**Problem description**
Your task is to restate the data word for word.
— begin Given records —
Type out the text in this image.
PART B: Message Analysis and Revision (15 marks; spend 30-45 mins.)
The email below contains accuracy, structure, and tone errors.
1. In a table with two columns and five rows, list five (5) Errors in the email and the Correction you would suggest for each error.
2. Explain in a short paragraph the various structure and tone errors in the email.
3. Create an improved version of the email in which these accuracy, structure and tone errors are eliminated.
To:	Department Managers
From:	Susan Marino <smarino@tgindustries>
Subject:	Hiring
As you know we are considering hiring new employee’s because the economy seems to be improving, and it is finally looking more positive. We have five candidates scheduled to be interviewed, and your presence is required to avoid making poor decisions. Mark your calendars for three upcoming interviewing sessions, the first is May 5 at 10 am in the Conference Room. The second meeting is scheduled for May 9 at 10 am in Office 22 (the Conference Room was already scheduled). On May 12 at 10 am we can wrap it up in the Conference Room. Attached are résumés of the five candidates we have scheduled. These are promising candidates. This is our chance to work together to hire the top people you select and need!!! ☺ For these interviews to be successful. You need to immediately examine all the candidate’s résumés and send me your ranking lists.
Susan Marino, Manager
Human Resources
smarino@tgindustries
— end Given records —
**Response to this exercise**
Type out the text in this image.
PART B: Message Analysis and Revision (15 marks; spend 30-45 mins.)
The email below contains accuracy, structure, and tone errors.
1. In a table with two columns and five rows, list five (5) Errors in the email and the Correction you would suggest for each error.
2. Explain in a short paragraph the various structure and tone errors in the email.
3. Create an improved version of the email in which these accuracy, structure and tone errors are eliminated.
To:	Department Managers
From:	Susan Marino <smarino@tgindustries>
Subject:	Hiring
As you know we are considering hiring new employee’s because the economy seems to be improving, and it is finally looking more positive. We have five candidates scheduled to be interviewed, and your presence is required to avoid making poor decisions. Mark your calendars for three upcoming interviewing sessions, the first is May 5 at 10 am in the Conference Room. The second meeting is scheduled for May 9 at 10 am in Office 22 (the Conference Room was already scheduled). On May 12 at 10 am we can wrap it up in the Conference Room. Attached are résumés of the five candidates we have scheduled. These are promising candidates. This is our chance to work together to hire the top people you select and need!!! ☺ For these interviews to be successful. You need to immediately examine all the candidate’s résumés and send me your ranking lists.
Susan Marino, Manager
Human Resources
smarino@tgindustries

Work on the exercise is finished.